### Exercise details:
Only the lines from the one containing "What data was" through the end of the entries should be repeated, exactly as they appear, first and last included.

## begin Records for the exercise

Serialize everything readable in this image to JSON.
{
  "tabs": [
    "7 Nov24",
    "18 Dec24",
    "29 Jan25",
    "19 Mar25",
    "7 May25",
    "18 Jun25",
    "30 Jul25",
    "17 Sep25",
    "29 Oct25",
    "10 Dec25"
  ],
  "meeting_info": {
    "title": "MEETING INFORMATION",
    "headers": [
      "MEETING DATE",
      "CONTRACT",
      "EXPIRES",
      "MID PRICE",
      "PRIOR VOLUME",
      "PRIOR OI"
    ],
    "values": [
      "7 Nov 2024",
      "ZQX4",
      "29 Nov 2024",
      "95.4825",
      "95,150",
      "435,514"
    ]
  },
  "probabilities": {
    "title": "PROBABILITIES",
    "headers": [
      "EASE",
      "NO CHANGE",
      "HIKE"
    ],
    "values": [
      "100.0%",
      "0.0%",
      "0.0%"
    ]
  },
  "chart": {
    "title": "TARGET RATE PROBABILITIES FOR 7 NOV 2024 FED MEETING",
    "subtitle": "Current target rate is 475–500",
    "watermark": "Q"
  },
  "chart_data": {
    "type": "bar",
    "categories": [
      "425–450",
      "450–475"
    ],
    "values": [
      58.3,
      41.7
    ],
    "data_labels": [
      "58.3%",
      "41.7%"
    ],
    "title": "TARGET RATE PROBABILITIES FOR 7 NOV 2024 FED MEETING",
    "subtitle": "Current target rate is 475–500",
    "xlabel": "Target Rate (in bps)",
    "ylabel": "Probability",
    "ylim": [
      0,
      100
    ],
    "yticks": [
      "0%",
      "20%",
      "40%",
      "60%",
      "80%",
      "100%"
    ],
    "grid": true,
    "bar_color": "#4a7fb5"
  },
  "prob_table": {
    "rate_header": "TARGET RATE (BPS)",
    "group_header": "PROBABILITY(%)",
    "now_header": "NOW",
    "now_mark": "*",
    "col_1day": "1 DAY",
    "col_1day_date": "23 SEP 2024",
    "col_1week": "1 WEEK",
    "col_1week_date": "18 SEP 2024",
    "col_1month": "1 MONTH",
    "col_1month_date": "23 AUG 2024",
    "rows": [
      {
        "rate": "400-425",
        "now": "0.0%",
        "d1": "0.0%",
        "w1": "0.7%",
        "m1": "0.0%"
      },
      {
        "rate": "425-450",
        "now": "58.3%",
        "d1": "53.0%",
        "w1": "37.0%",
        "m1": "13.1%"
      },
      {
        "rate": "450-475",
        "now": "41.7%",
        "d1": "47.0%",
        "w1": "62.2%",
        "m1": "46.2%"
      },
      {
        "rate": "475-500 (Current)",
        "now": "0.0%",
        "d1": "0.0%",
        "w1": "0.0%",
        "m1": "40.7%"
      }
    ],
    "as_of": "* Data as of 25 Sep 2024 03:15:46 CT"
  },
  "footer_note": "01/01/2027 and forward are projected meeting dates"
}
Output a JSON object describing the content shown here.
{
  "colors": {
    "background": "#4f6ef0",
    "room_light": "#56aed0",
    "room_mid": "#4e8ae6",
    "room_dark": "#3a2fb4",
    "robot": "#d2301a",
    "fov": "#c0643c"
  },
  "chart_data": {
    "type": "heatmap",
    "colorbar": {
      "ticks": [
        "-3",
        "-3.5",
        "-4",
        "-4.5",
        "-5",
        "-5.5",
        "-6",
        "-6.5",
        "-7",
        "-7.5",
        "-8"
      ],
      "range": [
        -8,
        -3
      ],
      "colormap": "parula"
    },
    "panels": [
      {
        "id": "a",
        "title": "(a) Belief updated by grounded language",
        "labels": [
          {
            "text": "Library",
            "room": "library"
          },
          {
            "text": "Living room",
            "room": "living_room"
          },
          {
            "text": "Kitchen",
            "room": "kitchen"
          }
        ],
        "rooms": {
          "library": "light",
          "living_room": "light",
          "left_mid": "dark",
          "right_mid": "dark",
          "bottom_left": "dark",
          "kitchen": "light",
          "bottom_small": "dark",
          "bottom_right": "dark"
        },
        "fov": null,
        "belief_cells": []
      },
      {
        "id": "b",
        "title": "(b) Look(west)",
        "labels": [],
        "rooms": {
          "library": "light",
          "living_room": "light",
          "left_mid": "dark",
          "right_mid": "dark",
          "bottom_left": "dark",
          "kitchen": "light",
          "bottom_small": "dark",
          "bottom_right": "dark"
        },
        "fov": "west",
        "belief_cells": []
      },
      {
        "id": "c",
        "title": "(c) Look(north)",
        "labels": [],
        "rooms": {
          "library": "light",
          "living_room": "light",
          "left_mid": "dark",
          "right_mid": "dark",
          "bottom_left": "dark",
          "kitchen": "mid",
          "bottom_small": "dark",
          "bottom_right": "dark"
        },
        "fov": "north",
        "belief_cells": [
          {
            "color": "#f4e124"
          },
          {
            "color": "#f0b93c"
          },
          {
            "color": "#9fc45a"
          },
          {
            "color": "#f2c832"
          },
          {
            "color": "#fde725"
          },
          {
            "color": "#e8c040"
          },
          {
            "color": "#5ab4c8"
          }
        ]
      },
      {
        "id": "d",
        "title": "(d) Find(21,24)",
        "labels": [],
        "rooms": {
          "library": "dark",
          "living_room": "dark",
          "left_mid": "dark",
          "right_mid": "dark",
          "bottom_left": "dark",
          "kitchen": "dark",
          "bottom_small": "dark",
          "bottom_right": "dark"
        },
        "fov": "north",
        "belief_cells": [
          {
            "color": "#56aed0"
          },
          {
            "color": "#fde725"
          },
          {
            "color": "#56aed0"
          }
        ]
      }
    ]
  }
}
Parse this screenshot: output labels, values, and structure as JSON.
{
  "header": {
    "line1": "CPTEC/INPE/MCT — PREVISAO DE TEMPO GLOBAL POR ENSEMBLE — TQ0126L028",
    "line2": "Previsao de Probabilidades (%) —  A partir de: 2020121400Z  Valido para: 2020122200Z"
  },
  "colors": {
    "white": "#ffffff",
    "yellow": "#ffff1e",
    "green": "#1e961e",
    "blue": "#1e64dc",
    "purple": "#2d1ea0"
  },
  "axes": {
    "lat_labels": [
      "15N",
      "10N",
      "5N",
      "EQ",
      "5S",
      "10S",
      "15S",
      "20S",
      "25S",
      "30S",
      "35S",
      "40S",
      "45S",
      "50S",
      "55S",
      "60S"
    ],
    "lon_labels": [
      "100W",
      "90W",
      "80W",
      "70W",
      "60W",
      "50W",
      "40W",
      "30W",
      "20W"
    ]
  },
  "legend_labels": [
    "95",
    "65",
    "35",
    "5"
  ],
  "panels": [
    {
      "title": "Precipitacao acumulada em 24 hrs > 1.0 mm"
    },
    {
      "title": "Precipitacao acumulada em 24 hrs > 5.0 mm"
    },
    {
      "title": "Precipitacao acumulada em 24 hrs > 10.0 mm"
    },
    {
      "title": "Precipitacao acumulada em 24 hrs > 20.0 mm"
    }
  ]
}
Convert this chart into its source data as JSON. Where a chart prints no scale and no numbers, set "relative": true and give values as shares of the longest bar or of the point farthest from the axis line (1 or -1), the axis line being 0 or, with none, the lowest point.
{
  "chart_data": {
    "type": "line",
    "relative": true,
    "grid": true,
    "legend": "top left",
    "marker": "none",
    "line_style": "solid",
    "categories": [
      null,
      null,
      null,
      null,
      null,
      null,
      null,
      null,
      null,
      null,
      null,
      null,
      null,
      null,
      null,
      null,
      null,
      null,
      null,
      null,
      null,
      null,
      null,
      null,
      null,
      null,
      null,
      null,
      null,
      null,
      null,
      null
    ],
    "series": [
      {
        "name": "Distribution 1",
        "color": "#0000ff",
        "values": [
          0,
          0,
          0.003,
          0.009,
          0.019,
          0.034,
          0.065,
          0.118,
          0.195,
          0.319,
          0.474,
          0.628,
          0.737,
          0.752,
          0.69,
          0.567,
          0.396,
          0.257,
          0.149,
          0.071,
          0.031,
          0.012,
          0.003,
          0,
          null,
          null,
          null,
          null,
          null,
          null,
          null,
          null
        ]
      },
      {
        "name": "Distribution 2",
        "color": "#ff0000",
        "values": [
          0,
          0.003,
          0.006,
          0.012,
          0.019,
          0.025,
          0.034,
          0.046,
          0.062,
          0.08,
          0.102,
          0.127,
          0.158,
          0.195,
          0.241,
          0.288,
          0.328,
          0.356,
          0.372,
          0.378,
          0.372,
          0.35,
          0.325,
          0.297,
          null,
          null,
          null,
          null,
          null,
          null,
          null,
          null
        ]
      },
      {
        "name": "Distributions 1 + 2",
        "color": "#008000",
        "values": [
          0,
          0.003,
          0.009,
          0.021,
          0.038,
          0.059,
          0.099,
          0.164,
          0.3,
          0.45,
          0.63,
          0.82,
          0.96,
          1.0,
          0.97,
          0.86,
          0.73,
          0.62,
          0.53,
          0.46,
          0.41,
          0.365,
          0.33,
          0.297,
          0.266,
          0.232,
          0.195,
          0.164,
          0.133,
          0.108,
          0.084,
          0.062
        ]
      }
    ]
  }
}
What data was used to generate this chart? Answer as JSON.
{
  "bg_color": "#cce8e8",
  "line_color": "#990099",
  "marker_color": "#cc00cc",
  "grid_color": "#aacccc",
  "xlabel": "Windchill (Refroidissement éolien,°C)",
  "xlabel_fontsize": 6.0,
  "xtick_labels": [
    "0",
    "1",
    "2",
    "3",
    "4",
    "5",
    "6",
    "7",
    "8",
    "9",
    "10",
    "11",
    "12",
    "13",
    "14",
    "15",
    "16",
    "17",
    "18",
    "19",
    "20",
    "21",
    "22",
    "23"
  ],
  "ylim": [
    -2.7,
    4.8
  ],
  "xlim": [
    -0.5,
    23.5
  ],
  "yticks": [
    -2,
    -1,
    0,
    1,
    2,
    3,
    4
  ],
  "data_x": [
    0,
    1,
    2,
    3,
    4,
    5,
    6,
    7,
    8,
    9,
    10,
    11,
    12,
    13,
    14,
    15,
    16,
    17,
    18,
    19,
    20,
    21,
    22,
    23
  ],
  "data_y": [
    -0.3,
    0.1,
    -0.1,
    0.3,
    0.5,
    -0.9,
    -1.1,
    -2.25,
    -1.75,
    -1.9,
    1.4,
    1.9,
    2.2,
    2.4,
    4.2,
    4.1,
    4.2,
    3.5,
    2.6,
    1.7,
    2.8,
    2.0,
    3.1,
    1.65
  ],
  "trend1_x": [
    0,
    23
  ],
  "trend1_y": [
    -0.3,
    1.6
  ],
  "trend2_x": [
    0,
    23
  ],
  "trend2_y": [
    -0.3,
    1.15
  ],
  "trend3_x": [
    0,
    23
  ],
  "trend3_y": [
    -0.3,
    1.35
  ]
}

## end Records for the exercise

### Complete output:
What data was used to generate this chart? Answer as JSON.
{
  "bg_color": "#cce8e8",
  "line_color": "#990099",
  "marker_color": "#cc00cc",
  "grid_color": "#aacccc",
  "xlabel": "Windchill (Refroidissement éolien,°C)",
  "xlabel_fontsize": 6.0,
  "xtick_labels": [
    "0",
    "1",
    "2",
    "3",
    "4",
    "5",
    "6",
    "7",
    "8",
    "9",
    "10",
    "11",
    "12",
    "13",
    "14",
    "15",
    "16",
    "17",
    "18",
    "19",
    "20",
    "21",
    "22",
    "23"
  ],
  "ylim": [
    -2.7,
    4.8
  ],
  "xlim": [
    -0.5,
    23.5
  ],
  "yticks": [
    -2,
    -1,
    0,
    1,
    2,
    3,
    4
  ],
  "data_x": [
    0,
    1,
    2,
    3,
    4,
    5,
    6,
    7,
    8,
    9,
    10,
    11,
    12,
    13,
    14,
    15,
    16,
    17,
    18,
    19,
    20,
    21,
    22,
    23
  ],
  "data_y": [
    -0.3,
    0.1,
    -0.1,
    0.3,
    0.5,
    -0.9,
    -1.1,
    -2.25,
    -1.75,
    -1.9,
    1.4,
    1.9,
    2.2,
    2.4,
    4.2,
    4.1,
    4.2,
    3.5,
    2.6,
    1.7,
    2.8,
    2.0,
    3.1,
    1.65
  ],
  "trend1_x": [
    0,
    23
  ],
  "trend1_y": [
    -0.3,
    1.6
  ],
  "trend2_x": [
    0,
    23
  ],
  "trend2_y": [
    -0.3,
    1.15
  ],
  "trend3_x": [
    0,
    23
  ],
  "trend3_y": [
    -0.3,
    1.35
  ]
}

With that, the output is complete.